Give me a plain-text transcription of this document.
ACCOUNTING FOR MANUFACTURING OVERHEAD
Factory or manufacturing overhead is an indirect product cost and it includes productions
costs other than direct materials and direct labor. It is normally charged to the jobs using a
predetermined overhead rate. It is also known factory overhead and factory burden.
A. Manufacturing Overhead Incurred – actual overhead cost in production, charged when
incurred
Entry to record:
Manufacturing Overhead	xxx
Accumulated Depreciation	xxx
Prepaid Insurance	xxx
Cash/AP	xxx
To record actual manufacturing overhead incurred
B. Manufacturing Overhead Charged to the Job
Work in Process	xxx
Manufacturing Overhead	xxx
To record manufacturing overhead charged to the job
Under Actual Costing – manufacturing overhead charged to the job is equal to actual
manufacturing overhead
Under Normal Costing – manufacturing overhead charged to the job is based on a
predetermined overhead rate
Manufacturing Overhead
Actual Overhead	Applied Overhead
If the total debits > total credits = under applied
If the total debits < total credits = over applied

▶ _Exercise details_:
Return what is listed above, exactly and completely.

▶ _Solved problem_:
Give me a plain-text transcription of this document.
ACCOUNTING FOR MANUFACTURING OVERHEAD
Factory or manufacturing overhead is an indirect product cost and it includes productions
costs other than direct materials and direct labor. It is normally charged to the jobs using a
predetermined overhead rate. It is also known factory overhead and factory burden.
A. Manufacturing Overhead Incurred – actual overhead cost in production, charged when
incurred
Entry to record:
Manufacturing Overhead	xxx
Accumulated Depreciation	xxx
Prepaid Insurance	xxx
Cash/AP	xxx
To record actual manufacturing overhead incurred
B. Manufacturing Overhead Charged to the Job
Work in Process	xxx
Manufacturing Overhead	xxx
To record manufacturing overhead charged to the job
Under Actual Costing – manufacturing overhead charged to the job is equal to actual
manufacturing overhead
Under Normal Costing – manufacturing overhead charged to the job is based on a
predetermined overhead rate
Manufacturing Overhead
Actual Overhead	Applied Overhead
If the total debits > total credits = under applied
If the total debits < total credits = over applied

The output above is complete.